++++ Records for the exercise ++++
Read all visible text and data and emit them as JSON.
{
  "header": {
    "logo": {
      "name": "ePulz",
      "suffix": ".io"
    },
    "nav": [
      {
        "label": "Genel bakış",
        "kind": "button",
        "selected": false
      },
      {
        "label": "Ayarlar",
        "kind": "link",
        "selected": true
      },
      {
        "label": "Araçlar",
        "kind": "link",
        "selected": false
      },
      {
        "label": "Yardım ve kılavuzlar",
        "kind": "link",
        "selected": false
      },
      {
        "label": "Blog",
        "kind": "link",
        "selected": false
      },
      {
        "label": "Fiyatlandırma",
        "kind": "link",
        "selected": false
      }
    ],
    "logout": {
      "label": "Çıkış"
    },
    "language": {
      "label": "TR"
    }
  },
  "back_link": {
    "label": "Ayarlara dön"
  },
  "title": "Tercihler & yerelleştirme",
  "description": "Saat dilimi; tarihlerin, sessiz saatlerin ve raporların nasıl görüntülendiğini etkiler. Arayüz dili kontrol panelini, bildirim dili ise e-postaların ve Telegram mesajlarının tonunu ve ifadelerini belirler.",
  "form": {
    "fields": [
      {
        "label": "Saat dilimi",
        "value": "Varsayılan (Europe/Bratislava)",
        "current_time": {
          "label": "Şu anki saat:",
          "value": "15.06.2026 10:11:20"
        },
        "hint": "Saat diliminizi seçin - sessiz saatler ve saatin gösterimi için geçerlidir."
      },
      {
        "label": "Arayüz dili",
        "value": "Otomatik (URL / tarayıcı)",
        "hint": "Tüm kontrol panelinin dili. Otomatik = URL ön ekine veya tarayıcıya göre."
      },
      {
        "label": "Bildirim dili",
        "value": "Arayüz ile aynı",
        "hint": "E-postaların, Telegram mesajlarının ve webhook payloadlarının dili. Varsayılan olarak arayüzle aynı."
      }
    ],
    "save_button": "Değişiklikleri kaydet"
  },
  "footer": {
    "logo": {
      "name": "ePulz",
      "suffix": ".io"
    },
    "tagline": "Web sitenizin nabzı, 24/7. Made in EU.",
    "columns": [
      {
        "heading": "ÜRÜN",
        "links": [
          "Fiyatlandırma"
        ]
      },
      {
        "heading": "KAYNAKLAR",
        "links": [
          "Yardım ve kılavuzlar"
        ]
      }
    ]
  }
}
++++
* Instructions to follow:
Write the material out again word for word.

* Task answer:
Read all visible text and data and emit them as JSON.
{
  "header": {
    "logo": {
      "name": "ePulz",
      "suffix": ".io"
    },
    "nav": [
      {
        "label": "Genel bakış",
        "kind": "button",
        "selected": false
      },
      {
        "label": "Ayarlar",
        "kind": "link",
        "selected": true
      },
      {
        "label": "Araçlar",
        "kind": "link",
        "selected": false
      },
      {
        "label": "Yardım ve kılavuzlar",
        "kind": "link",
        "selected": false
      },
      {
        "label": "Blog",
        "kind": "link",
        "selected": false
      },
      {
        "label": "Fiyatlandırma",
        "kind": "link",
        "selected": false
      }
    ],
    "logout": {
      "label": "Çıkış"
    },
    "language": {
      "label": "TR"
    }
  },
  "back_link": {
    "label": "Ayarlara dön"
  },
  "title": "Tercihler & yerelleştirme",
  "description": "Saat dilimi; tarihlerin, sessiz saatlerin ve raporların nasıl görüntülendiğini etkiler. Arayüz dili kontrol panelini, bildirim dili ise e-postaların ve Telegram mesajlarının tonunu ve ifadelerini belirler.",
  "form": {
    "fields": [
      {
        "label": "Saat dilimi",
        "value": "Varsayılan (Europe/Bratislava)",
        "current_time": {
          "label": "Şu anki saat:",
          "value": "15.06.2026 10:11:20"
        },
        "hint": "Saat diliminizi seçin - sessiz saatler ve saatin gösterimi için geçerlidir."
      },
      {
        "label": "Arayüz dili",
        "value": "Otomatik (URL / tarayıcı)",
        "hint": "Tüm kontrol panelinin dili. Otomatik = URL ön ekine veya tarayıcıya göre."
      },
      {
        "label": "Bildirim dili",
        "value": "Arayüz ile aynı",
        "hint": "E-postaların, Telegram mesajlarının ve webhook payloadlarının dili. Varsayılan olarak arayüzle aynı."
      }
    ],
    "save_button": "Değişiklikleri kaydet"
  },
  "footer": {
    "logo": {
      "name": "ePulz",
      "suffix": ".io"
    },
    "tagline": "Web sitenizin nabzı, 24/7. Made in EU.",
    "columns": [
      {
        "heading": "ÜRÜN",
        "links": [
          "Fiyatlandırma"
        ]
      },
      {
        "heading": "KAYNAKLAR",
        "links": [
          "Yardım ve kılavuzlar"
        ]
      }
    ]
  }
}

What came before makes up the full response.